What needs to be done: Extract the complete listing and output it unchanged.

..............................

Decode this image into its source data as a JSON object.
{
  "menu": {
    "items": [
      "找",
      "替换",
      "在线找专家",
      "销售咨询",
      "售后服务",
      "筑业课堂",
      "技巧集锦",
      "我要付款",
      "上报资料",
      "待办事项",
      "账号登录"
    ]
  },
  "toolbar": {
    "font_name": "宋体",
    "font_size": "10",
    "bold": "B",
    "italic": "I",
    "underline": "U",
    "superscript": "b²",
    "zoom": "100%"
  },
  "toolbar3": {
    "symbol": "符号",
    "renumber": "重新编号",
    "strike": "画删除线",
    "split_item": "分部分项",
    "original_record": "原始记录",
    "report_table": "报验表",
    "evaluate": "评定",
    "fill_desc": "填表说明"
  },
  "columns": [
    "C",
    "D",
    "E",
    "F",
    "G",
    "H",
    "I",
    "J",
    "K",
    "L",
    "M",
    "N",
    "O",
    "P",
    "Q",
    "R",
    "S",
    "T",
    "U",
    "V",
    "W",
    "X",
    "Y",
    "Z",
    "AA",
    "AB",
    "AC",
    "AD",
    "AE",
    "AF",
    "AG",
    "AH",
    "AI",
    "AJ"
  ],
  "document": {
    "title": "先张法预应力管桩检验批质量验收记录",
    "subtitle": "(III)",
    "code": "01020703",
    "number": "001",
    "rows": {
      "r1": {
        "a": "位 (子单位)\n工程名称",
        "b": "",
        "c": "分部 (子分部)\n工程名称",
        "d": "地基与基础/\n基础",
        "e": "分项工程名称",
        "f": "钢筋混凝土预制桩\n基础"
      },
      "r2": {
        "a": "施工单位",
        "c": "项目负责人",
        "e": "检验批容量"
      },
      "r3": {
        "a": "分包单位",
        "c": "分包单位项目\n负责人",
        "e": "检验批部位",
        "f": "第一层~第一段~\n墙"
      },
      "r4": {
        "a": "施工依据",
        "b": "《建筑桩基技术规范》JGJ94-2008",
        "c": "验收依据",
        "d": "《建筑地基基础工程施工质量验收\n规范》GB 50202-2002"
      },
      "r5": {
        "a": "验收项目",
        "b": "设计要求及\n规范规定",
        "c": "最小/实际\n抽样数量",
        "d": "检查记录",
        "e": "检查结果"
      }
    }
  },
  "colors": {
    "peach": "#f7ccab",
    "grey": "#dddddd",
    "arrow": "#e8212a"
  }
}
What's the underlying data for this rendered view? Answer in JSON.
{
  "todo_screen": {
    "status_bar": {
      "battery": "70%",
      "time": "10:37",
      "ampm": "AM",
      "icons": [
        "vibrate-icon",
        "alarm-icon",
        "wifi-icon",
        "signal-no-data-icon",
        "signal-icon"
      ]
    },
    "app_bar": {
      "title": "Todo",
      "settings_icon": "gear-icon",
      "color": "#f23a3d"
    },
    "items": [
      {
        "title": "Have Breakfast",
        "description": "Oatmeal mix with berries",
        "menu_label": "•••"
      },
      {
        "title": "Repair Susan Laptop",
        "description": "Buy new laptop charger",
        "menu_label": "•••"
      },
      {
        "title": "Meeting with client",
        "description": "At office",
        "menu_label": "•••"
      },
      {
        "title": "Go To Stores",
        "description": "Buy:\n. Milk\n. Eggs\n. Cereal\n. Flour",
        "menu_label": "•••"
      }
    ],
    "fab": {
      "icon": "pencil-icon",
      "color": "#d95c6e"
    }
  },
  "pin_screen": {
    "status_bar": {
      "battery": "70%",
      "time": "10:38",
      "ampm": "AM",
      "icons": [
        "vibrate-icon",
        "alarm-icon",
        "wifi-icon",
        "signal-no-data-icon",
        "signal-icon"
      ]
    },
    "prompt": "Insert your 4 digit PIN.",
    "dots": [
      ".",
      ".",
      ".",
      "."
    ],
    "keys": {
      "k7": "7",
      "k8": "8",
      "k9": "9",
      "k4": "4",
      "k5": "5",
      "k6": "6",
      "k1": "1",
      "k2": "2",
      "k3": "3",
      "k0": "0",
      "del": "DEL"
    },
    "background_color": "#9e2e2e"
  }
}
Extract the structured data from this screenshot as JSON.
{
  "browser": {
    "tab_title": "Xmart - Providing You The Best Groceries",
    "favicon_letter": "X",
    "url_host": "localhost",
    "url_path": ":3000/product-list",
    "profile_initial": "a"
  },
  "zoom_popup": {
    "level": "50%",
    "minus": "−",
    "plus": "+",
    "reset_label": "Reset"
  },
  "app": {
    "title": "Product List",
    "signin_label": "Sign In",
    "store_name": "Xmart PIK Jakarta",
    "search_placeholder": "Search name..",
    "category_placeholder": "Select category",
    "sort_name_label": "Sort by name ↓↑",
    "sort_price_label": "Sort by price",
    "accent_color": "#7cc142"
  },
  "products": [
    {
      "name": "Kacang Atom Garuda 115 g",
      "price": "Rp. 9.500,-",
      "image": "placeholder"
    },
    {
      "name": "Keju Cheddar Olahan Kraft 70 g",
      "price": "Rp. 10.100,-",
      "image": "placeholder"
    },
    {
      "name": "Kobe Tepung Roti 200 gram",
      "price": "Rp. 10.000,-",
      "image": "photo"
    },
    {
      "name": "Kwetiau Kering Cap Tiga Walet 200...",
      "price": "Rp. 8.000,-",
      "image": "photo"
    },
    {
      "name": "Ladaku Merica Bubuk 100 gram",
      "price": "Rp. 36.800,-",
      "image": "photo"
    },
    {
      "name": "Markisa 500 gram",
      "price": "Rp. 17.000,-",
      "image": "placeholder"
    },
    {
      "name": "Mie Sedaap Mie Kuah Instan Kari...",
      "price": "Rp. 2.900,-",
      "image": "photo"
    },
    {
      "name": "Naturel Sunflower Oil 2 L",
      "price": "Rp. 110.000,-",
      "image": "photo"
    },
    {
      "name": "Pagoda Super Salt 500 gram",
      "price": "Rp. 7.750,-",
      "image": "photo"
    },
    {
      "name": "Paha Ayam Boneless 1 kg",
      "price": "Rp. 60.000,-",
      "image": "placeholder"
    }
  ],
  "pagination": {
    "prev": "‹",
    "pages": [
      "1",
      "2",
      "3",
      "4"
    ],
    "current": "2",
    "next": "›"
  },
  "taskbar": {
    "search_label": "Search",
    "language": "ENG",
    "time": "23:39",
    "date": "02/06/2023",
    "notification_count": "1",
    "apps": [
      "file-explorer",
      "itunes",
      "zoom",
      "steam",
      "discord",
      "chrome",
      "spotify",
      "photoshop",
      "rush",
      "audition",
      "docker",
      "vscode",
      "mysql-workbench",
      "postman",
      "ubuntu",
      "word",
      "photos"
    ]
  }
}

..............................

Output for this exercise:
Decode this image into its source data as a JSON object.
{
  "menu": {
    "items": [
      "找",
      "替换",
      "在线找专家",
      "销售咨询",
      "售后服务",
      "筑业课堂",
      "技巧集锦",
      "我要付款",
      "上报资料",
      "待办事项",
      "账号登录"
    ]
  },
  "toolbar": {
    "font_name": "宋体",
    "font_size": "10",
    "bold": "B",
    "italic": "I",
    "underline": "U",
    "superscript": "b²",
    "zoom": "100%"
  },
  "toolbar3": {
    "symbol": "符号",
    "renumber": "重新编号",
    "strike": "画删除线",
    "split_item": "分部分项",
    "original_record": "原始记录",
    "report_table": "报验表",
    "evaluate": "评定",
    "fill_desc": "填表说明"
  },
  "columns": [
    "C",
    "D",
    "E",
    "F",
    "G",
    "H",
    "I",
    "J",
    "K",
    "L",
    "M",
    "N",
    "O",
    "P",
    "Q",
    "R",
    "S",
    "T",
    "U",
    "V",
    "W",
    "X",
    "Y",
    "Z",
    "AA",
    "AB",
    "AC",
    "AD",
    "AE",
    "AF",
    "AG",
    "AH",
    "AI",
    "AJ"
  ],
  "document": {
    "title": "先张法预应力管桩检验批质量验收记录",
    "subtitle": "(III)",
    "code": "01020703",
    "number": "001",
    "rows": {
      "r1": {
        "a": "位 (子单位)\n工程名称",
        "b": "",
        "c": "分部 (子分部)\n工程名称",
        "d": "地基与基础/\n基础",
        "e": "分项工程名称",
        "f": "钢筋混凝土预制桩\n基础"
      },
      "r2": {
        "a": "施工单位",
        "c": "项目负责人",
        "e": "检验批容量"
      },
      "r3": {
        "a": "分包单位",
        "c": "分包单位项目\n负责人",
        "e": "检验批部位",
        "f": "第一层~第一段~\n墙"
      },
      "r4": {
        "a": "施工依据",
        "b": "《建筑桩基技术规范》JGJ94-2008",
        "c": "验收依据",
        "d": "《建筑地基基础工程施工质量验收\n规范》GB 50202-2002"
      },
      "r5": {
        "a": "验收项目",
        "b": "设计要求及\n规范规定",
        "c": "最小/实际\n抽样数量",
        "d": "检查记录",
        "e": "检查结果"
      }
    }
  },
  "colors": {
    "peach": "#f7ccab",
    "grey": "#dddddd",
    "arrow": "#e8212a"
  }
}
What's the underlying data for this rendered view? Answer in JSON.
{
  "todo_screen": {
    "status_bar": {
      "battery": "70%",
      "time": "10:37",
      "ampm": "AM",
      "icons": [
        "vibrate-icon",
        "alarm-icon",
        "wifi-icon",
        "signal-no-data-icon",
        "signal-icon"
      ]
    },
    "app_bar": {
      "title": "Todo",
      "settings_icon": "gear-icon",
      "color": "#f23a3d"
    },
    "items": [
      {
        "title": "Have Breakfast",
        "description": "Oatmeal mix with berries",
        "menu_label": "•••"
      },
      {
        "title": "Repair Susan Laptop",
        "description": "Buy new laptop charger",
        "menu_label": "•••"
      },
      {
        "title": "Meeting with client",
        "description": "At office",
        "menu_label": "•••"
      },
      {
        "title": "Go To Stores",
        "description": "Buy:\n. Milk\n. Eggs\n. Cereal\n. Flour",
        "menu_label": "•••"
      }
    ],
    "fab": {
      "icon": "pencil-icon",
      "color": "#d95c6e"
    }
  },
  "pin_screen": {
    "status_bar": {
      "battery": "70%",
      "time": "10:38",
      "ampm": "AM",
      "icons": [
        "vibrate-icon",
        "alarm-icon",
        "wifi-icon",
        "signal-no-data-icon",
        "signal-icon"
      ]
    },
    "prompt": "Insert your 4 digit PIN.",
    "dots": [
      ".",
      ".",
      ".",
      "."
    ],
    "keys": {
      "k7": "7",
      "k8": "8",
      "k9": "9",
      "k4": "4",
      "k5": "5",
      "k6": "6",
      "k1": "1",
      "k2": "2",
      "k3": "3",
      "k0": "0",
      "del": "DEL"
    },
    "background_color": "#9e2e2e"
  }
}
Extract the structured data from this screenshot as JSON.
{
  "browser": {
    "tab_title": "Xmart - Providing You The Best Groceries",
    "favicon_letter": "X",
    "url_host": "localhost",
    "url_path": ":3000/product-list",
    "profile_initial": "a"
  },
  "zoom_popup": {
    "level": "50%",
    "minus": "−",
    "plus": "+",
    "reset_label": "Reset"
  },
  "app": {
    "title": "Product List",
    "signin_label": "Sign In",
    "store_name": "Xmart PIK Jakarta",
    "search_placeholder": "Search name..",
    "category_placeholder": "Select category",
    "sort_name_label": "Sort by name ↓↑",
    "sort_price_label": "Sort by price",
    "accent_color": "#7cc142"
  },
  "products": [
    {
      "name": "Kacang Atom Garuda 115 g",
      "price": "Rp. 9.500,-",
      "image": "placeholder"
    },
    {
      "name": "Keju Cheddar Olahan Kraft 70 g",
      "price": "Rp. 10.100,-",
      "image": "placeholder"
    },
    {
      "name": "Kobe Tepung Roti 200 gram",
      "price": "Rp. 10.000,-",
      "image": "photo"
    },
    {
      "name": "Kwetiau Kering Cap Tiga Walet 200...",
      "price": "Rp. 8.000,-",
      "image": "photo"
    },
    {
      "name": "Ladaku Merica Bubuk 100 gram",
      "price": "Rp. 36.800,-",
      "image": "photo"
    },
    {
      "name": "Markisa 500 gram",
      "price": "Rp. 17.000,-",
      "image": "placeholder"
    },
    {
      "name": "Mie Sedaap Mie Kuah Instan Kari...",
      "price": "Rp. 2.900,-",
      "image": "photo"
    },
    {
      "name": "Naturel Sunflower Oil 2 L",
      "price": "Rp. 110.000,-",
      "image": "photo"
    },
    {
      "name": "Pagoda Super Salt 500 gram",
      "price": "Rp. 7.750,-",
      "image": "photo"
    },
    {
      "name": "Paha Ayam Boneless 1 kg",
      "price": "Rp. 60.000,-",
      "image": "placeholder"
    }
  ],
  "pagination": {
    "prev": "‹",
    "pages": [
      "1",
      "2",
      "3",
      "4"
    ],
    "current": "2",
    "next": "›"
  },
  "taskbar": {
    "search_label": "Search",
    "language": "ENG",
    "time": "23:39",
    "date": "02/06/2023",
    "notification_count": "1",
    "apps": [
      "file-explorer",
      "itunes",
      "zoom",
      "steam",
      "discord",
      "chrome",
      "spotify",
      "photoshop",
      "rush",
      "audition",
      "docker",
      "vscode",
      "mysql-workbench",
      "postman",
      "ubuntu",
      "word",
      "photos"
    ]
  }
}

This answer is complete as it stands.